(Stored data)
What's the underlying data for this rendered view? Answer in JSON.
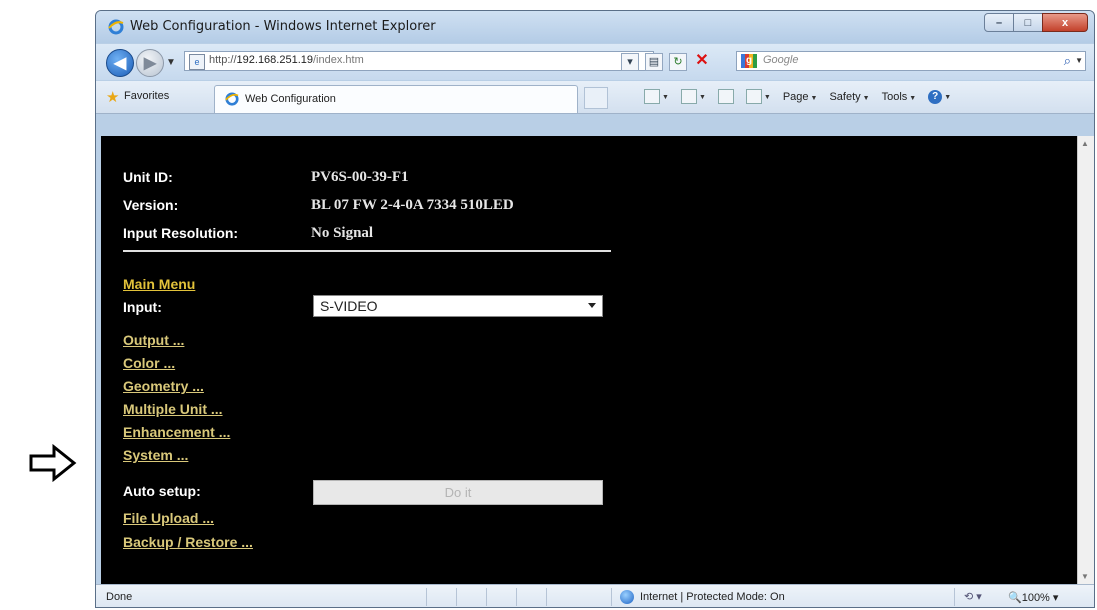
{
  "window": {
    "title": "Web Configuration - Windows Internet Explorer",
    "minimize": "–",
    "maximize": "□",
    "close": "x"
  },
  "address": {
    "url_prefix": "http://",
    "url_host": "192.168.251.19",
    "url_path": "/index.htm",
    "search_placeholder": "Google"
  },
  "favorites": {
    "label": "Favorites",
    "tab_label": "Web Configuration",
    "commands": [
      "Page",
      "Safety",
      "Tools"
    ]
  },
  "info": {
    "unit_id_label": "Unit ID:",
    "unit_id_value": "PV6S-00-39-F1",
    "version_label": "Version:",
    "version_value": "BL 07 FW 2-4-0A 7334 510LED",
    "resolution_label": "Input Resolution:",
    "resolution_value": "No Signal"
  },
  "menu": {
    "main_menu": "Main Menu",
    "input_label": "Input:",
    "input_value": "S-VIDEO",
    "output": "Output ...",
    "color": "Color ...",
    "geometry": "Geometry ...",
    "multiple_unit": "Multiple Unit ...",
    "enhancement": "Enhancement ...",
    "system": "System ...",
    "auto_setup_label": "Auto setup:",
    "do_it": "Do it",
    "file_upload": "File Upload ...",
    "backup_restore": "Backup / Restore ..."
  },
  "status": {
    "done": "Done",
    "zone": "Internet | Protected Mode: On",
    "zoom": "100%"
  },
  "colors": {
    "link": "#d9c87a",
    "main_menu": "#e2c23a",
    "content_bg": "#000000"
  }
}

What is being asked:
Using the records above, select and copy every line that has the word "Internet".

Answer for the task:
    "title": "Web Configuration - Windows Internet Explorer",
    "zone": "Internet | Protected Mode: On",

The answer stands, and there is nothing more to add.